[Stored items]
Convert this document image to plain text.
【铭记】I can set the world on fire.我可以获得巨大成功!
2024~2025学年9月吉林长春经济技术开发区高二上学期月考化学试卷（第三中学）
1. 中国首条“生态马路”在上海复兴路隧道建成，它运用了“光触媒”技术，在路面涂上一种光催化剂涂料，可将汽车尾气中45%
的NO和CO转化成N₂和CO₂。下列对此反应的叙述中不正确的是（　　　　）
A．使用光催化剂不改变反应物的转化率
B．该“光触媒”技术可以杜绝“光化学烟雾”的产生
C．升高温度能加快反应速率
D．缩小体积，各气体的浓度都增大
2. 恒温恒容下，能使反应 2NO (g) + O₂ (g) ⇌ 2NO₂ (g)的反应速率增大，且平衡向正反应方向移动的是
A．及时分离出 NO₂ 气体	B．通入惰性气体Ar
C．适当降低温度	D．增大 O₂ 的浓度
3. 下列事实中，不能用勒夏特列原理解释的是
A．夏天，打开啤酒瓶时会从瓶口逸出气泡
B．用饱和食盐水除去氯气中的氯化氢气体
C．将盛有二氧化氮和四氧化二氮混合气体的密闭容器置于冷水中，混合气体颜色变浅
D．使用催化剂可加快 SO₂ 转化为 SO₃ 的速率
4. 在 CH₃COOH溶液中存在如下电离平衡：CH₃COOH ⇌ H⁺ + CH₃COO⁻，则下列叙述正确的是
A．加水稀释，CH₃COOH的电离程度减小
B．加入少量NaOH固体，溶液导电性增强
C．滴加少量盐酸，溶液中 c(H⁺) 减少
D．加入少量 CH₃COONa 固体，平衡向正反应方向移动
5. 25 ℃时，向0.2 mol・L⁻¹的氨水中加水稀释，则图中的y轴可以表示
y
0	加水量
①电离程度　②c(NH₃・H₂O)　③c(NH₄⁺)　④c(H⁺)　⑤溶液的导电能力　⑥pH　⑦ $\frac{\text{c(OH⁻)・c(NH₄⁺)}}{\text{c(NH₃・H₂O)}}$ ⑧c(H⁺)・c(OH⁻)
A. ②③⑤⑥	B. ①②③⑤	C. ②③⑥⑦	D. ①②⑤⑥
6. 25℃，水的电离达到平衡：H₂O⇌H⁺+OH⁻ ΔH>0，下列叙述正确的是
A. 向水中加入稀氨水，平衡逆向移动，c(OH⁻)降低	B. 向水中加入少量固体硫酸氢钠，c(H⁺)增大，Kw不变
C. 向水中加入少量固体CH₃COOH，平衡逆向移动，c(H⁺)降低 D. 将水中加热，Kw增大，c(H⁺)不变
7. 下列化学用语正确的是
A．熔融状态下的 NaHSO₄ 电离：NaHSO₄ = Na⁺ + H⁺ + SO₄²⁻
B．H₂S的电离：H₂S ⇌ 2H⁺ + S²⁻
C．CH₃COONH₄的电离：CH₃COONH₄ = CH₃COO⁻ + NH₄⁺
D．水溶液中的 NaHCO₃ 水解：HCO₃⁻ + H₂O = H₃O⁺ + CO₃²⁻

• Stated goal: Reproduce all of the data exactly as given.

• Solution:
Convert this document image to plain text.
【铭记】I can set the world on fire.我可以获得巨大成功!
2024~2025学年9月吉林长春经济技术开发区高二上学期月考化学试卷（第三中学）
1. 中国首条“生态马路”在上海复兴路隧道建成，它运用了“光触媒”技术，在路面涂上一种光催化剂涂料，可将汽车尾气中45%
的NO和CO转化成N₂和CO₂。下列对此反应的叙述中不正确的是（　　　　）
A．使用光催化剂不改变反应物的转化率
B．该“光触媒”技术可以杜绝“光化学烟雾”的产生
C．升高温度能加快反应速率
D．缩小体积，各气体的浓度都增大
2. 恒温恒容下，能使反应 2NO (g) + O₂ (g) ⇌ 2NO₂ (g)的反应速率增大，且平衡向正反应方向移动的是
A．及时分离出 NO₂ 气体	B．通入惰性气体Ar
C．适当降低温度	D．增大 O₂ 的浓度
3. 下列事实中，不能用勒夏特列原理解释的是
A．夏天，打开啤酒瓶时会从瓶口逸出气泡
B．用饱和食盐水除去氯气中的氯化氢气体
C．将盛有二氧化氮和四氧化二氮混合气体的密闭容器置于冷水中，混合气体颜色变浅
D．使用催化剂可加快 SO₂ 转化为 SO₃ 的速率
4. 在 CH₃COOH溶液中存在如下电离平衡：CH₃COOH ⇌ H⁺ + CH₃COO⁻，则下列叙述正确的是
A．加水稀释，CH₃COOH的电离程度减小
B．加入少量NaOH固体，溶液导电性增强
C．滴加少量盐酸，溶液中 c(H⁺) 减少
D．加入少量 CH₃COONa 固体，平衡向正反应方向移动
5. 25 ℃时，向0.2 mol・L⁻¹的氨水中加水稀释，则图中的y轴可以表示
y
0	加水量
①电离程度　②c(NH₃・H₂O)　③c(NH₄⁺)　④c(H⁺)　⑤溶液的导电能力　⑥pH　⑦ $\frac{\text{c(OH⁻)・c(NH₄⁺)}}{\text{c(NH₃・H₂O)}}$ ⑧c(H⁺)・c(OH⁻)
A. ②③⑤⑥	B. ①②③⑤	C. ②③⑥⑦	D. ①②⑤⑥
6. 25℃，水的电离达到平衡：H₂O⇌H⁺+OH⁻ ΔH>0，下列叙述正确的是
A. 向水中加入稀氨水，平衡逆向移动，c(OH⁻)降低	B. 向水中加入少量固体硫酸氢钠，c(H⁺)增大，Kw不变
C. 向水中加入少量固体CH₃COOH，平衡逆向移动，c(H⁺)降低 D. 将水中加热，Kw增大，c(H⁺)不变
7. 下列化学用语正确的是
A．熔融状态下的 NaHSO₄ 电离：NaHSO₄ = Na⁺ + H⁺ + SO₄²⁻
B．H₂S的电离：H₂S ⇌ 2H⁺ + S²⁻
C．CH₃COONH₄的电离：CH₃COONH₄ = CH₃COO⁻ + NH₄⁺
D．水溶液中的 NaHCO₃ 水解：HCO₃⁻ + H₂O = H₃O⁺ + CO₃²⁻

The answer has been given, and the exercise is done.